Text provided:
• • •
Equally, this approach doesn’t work for items priced by quantity, such as loose strawberries priced at £1.99/kilo. Is the price £1.99? Do you then sell, for example, a quarter of a product priced accordingly?

Buy-2-get-1-free can only work here if you calculate the price of a can as (£0.65 * 2)/3, in which case you are again changing the price of all cans on sale, no matter whether the customer buys 1 or follows the “rules” of the offer.

I think rounding wouldn’t need to happen, as fractional money is permitted by the model. However, once the prices have all been resolved, they would need to be rounded to the usual whole penny.

Solution 2: a better (?) solution

The first solution could use some improvement. For starters, the fractional money doesn’t model the real world: no one carries around 0.5p any more, let alone 0.3333…p. My second attempt sees the Product class expose two price fields: the base price (i.e., the standard retail price), and the offer price.

In the 3-for-a-pound scenario, the base price remains at £0.65 (this is fixed for the product) and the offer price is set to £0.33. Rounding happens when setting the offer price. The solves the problem of purchasing 4 cans in the offer, as you can calculate that the correct price is (offer price * 3) + base price. Or is it? In actual fact, the enforced rounding requires compensation: it should actually be ((offer price * 3) + £0.01) + base price. An audit log would be needed to ensure that this was functioning correctly!
• • •
Excerpted data:
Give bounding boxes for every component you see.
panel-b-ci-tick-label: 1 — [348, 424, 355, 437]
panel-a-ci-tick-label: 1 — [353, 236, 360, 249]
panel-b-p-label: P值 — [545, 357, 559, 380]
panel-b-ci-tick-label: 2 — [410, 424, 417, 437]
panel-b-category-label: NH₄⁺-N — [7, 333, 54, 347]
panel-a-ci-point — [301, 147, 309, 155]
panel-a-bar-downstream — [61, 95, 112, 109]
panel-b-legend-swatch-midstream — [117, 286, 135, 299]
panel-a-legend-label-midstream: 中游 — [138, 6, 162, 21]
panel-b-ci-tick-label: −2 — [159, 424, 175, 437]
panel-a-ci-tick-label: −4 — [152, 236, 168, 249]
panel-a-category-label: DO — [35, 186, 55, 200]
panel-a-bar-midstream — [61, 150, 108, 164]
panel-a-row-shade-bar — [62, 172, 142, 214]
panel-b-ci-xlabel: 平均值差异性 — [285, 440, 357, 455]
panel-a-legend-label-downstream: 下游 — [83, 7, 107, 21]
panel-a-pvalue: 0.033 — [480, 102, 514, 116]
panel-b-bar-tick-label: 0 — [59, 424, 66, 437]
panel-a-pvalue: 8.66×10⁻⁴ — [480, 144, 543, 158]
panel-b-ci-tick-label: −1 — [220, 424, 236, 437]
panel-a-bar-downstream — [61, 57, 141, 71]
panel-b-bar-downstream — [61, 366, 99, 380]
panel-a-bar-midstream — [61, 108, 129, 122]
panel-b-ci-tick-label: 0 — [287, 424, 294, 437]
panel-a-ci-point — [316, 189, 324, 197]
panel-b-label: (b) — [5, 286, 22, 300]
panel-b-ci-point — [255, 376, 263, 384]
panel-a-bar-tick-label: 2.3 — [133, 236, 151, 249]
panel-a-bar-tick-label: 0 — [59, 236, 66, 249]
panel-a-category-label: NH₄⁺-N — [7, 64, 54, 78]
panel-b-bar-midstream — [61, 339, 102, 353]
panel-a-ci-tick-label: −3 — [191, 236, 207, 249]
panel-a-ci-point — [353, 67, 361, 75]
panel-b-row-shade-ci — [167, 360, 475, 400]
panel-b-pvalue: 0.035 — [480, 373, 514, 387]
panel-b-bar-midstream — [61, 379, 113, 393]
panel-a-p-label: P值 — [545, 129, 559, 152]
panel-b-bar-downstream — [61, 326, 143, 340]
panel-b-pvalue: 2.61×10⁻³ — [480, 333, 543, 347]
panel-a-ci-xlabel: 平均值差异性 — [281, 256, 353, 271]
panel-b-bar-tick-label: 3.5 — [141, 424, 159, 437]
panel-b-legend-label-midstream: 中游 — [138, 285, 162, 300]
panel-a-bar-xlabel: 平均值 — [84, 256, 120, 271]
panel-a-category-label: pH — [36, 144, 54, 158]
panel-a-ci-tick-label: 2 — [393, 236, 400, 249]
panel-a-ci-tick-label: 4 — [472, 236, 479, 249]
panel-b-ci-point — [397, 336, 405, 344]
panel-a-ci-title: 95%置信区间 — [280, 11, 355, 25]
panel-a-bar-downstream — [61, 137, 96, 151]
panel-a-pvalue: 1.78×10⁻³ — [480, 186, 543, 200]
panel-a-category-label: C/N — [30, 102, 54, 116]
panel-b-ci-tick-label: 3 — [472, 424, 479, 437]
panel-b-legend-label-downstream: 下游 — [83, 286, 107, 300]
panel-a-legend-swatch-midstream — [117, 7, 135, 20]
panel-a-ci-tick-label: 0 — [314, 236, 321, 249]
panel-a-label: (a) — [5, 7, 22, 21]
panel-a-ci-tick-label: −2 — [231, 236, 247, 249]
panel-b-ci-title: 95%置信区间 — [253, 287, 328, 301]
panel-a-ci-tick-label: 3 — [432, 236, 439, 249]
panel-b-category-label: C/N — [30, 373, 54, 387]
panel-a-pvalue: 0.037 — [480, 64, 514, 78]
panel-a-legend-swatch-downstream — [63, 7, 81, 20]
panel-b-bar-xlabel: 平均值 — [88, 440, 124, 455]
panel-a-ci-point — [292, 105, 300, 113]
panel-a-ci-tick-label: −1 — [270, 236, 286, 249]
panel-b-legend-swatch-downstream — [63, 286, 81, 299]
• • •
What is expected: Carry the text on modeling supermarket offer prices forward, picking up after its final sentence. The items above are separate material, unrelated to the text on modeling supermarket offer prices.

Answer to the exercise:
In the buy-2-get-1-free scenario, it becomes very difficult to work out what the offer price should be. The best I could come up with was ((base price * 2)/3), which would be appropriately rounded (and again would need to be compensated for).

This model is equivalent to the previous one for the strawberries. The price per kilo is set as the base price, and is resolved at the point of sale.

However, in its favour, the shelf of 100 cans of beans is now deemed to be worth the full £65 again, and fractional money is not permitted by the model.

So, this improves only slightly on the simplistic model, and all those extra pennies being added in feels a bit like the epicycles of old. Additionally, they’re obviously a recipe for disaster.

Solution 3: the "Enterprise" solution

The idea with this solution is to add in an external service to handle the responsibilities of calculating and administering the offers. So, a Product now has a flag to indicate whether or not it is a discrete item (such as a can of beans) or sold by quantity (such as loose strawberries). A PriceManager takes a Product and a quantity and resolves that to a price, e.g., for one can of beans, it would return £0.65; for 300g of strawberries priced at £1.99/kilo, it would return £0.60. Rounding takes place within the PriceManager, and is calculated to the nearest penny. The PriceManager calls an OfferManager to resolve any special offers applicable. The OfferManager returns to the PriceManager an method for calculating the offer for that product. Until the offer is satisfied, the PriceManager continues to return the standard retail price for the item (e.g., £0.65 for a can of beans), and when the offer rule is completely matched, the final item in the offer makes up the difference in price.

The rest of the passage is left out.